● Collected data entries
## START

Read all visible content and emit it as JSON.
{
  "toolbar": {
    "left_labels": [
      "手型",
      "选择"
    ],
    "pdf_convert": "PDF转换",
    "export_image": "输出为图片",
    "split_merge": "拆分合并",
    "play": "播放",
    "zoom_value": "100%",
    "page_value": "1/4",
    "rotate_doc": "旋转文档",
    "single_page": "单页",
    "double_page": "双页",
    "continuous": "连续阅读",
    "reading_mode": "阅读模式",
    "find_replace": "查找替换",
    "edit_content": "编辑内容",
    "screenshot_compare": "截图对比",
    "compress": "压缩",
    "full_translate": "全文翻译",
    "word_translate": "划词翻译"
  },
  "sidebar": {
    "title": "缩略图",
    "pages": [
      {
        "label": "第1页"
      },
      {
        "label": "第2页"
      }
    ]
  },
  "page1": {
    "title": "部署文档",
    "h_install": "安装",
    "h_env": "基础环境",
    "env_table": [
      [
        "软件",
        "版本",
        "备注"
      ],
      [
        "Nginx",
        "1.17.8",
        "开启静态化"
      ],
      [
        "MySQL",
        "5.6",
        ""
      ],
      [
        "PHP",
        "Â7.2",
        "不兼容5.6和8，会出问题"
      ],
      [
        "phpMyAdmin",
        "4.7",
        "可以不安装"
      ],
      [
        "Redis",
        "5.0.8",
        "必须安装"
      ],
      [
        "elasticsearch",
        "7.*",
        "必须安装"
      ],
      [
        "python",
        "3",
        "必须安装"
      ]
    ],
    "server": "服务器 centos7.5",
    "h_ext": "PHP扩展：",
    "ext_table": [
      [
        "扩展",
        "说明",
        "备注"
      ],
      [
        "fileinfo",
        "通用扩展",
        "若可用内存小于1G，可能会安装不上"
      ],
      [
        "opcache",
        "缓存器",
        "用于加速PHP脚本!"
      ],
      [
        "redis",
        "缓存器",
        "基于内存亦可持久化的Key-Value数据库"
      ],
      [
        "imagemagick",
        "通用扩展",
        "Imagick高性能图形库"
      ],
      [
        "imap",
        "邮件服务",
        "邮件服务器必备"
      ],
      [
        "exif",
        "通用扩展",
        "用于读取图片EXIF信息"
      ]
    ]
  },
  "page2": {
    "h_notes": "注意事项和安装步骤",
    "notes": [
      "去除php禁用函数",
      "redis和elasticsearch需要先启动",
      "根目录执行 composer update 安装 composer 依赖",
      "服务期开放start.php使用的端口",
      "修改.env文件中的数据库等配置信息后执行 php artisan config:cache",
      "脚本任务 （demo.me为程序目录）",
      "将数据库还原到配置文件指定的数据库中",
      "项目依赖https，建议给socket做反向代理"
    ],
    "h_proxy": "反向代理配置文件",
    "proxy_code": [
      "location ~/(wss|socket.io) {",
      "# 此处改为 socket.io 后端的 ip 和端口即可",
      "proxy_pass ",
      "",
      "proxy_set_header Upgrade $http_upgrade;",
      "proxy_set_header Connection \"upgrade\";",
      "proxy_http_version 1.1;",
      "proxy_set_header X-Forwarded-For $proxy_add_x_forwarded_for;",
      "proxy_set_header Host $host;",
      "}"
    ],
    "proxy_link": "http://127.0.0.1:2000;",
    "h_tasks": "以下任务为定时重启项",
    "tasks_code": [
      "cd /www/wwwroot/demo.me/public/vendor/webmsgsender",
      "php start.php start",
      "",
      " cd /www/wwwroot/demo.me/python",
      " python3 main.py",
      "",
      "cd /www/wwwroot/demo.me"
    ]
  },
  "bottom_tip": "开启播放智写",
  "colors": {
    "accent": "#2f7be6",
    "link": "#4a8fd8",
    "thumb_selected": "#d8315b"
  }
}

## END

● The request
Return the material exactly as it stands.

● Solution below
Read all visible content and emit it as JSON.
{
  "toolbar": {
    "left_labels": [
      "手型",
      "选择"
    ],
    "pdf_convert": "PDF转换",
    "export_image": "输出为图片",
    "split_merge": "拆分合并",
    "play": "播放",
    "zoom_value": "100%",
    "page_value": "1/4",
    "rotate_doc": "旋转文档",
    "single_page": "单页",
    "double_page": "双页",
    "continuous": "连续阅读",
    "reading_mode": "阅读模式",
    "find_replace": "查找替换",
    "edit_content": "编辑内容",
    "screenshot_compare": "截图对比",
    "compress": "压缩",
    "full_translate": "全文翻译",
    "word_translate": "划词翻译"
  },
  "sidebar": {
    "title": "缩略图",
    "pages": [
      {
        "label": "第1页"
      },
      {
        "label": "第2页"
      }
    ]
  },
  "page1": {
    "title": "部署文档",
    "h_install": "安装",
    "h_env": "基础环境",
    "env_table": [
      [
        "软件",
        "版本",
        "备注"
      ],
      [
        "Nginx",
        "1.17.8",
        "开启静态化"
      ],
      [
        "MySQL",
        "5.6",
        ""
      ],
      [
        "PHP",
        "Â7.2",
        "不兼容5.6和8，会出问题"
      ],
      [
        "phpMyAdmin",
        "4.7",
        "可以不安装"
      ],
      [
        "Redis",
        "5.0.8",
        "必须安装"
      ],
      [
        "elasticsearch",
        "7.*",
        "必须安装"
      ],
      [
        "python",
        "3",
        "必须安装"
      ]
    ],
    "server": "服务器 centos7.5",
    "h_ext": "PHP扩展：",
    "ext_table": [
      [
        "扩展",
        "说明",
        "备注"
      ],
      [
        "fileinfo",
        "通用扩展",
        "若可用内存小于1G，可能会安装不上"
      ],
      [
        "opcache",
        "缓存器",
        "用于加速PHP脚本!"
      ],
      [
        "redis",
        "缓存器",
        "基于内存亦可持久化的Key-Value数据库"
      ],
      [
        "imagemagick",
        "通用扩展",
        "Imagick高性能图形库"
      ],
      [
        "imap",
        "邮件服务",
        "邮件服务器必备"
      ],
      [
        "exif",
        "通用扩展",
        "用于读取图片EXIF信息"
      ]
    ]
  },
  "page2": {
    "h_notes": "注意事项和安装步骤",
    "notes": [
      "去除php禁用函数",
      "redis和elasticsearch需要先启动",
      "根目录执行 composer update 安装 composer 依赖",
      "服务期开放start.php使用的端口",
      "修改.env文件中的数据库等配置信息后执行 php artisan config:cache",
      "脚本任务 （demo.me为程序目录）",
      "将数据库还原到配置文件指定的数据库中",
      "项目依赖https，建议给socket做反向代理"
    ],
    "h_proxy": "反向代理配置文件",
    "proxy_code": [
      "location ~/(wss|socket.io) {",
      "# 此处改为 socket.io 后端的 ip 和端口即可",
      "proxy_pass ",
      "",
      "proxy_set_header Upgrade $http_upgrade;",
      "proxy_set_header Connection \"upgrade\";",
      "proxy_http_version 1.1;",
      "proxy_set_header X-Forwarded-For $proxy_add_x_forwarded_for;",
      "proxy_set_header Host $host;",
      "}"
    ],
    "proxy_link": "http://127.0.0.1:2000;",
    "h_tasks": "以下任务为定时重启项",
    "tasks_code": [
      "cd /www/wwwroot/demo.me/public/vendor/webmsgsender",
      "php start.php start",
      "",
      " cd /www/wwwroot/demo.me/python",
      " python3 main.py",
      "",
      "cd /www/wwwroot/demo.me"
    ]
  },
  "bottom_tip": "开启播放智写",
  "colors": {
    "accent": "#2f7be6",
    "link": "#4a8fd8",
    "thumb_selected": "#d8315b"
  }
}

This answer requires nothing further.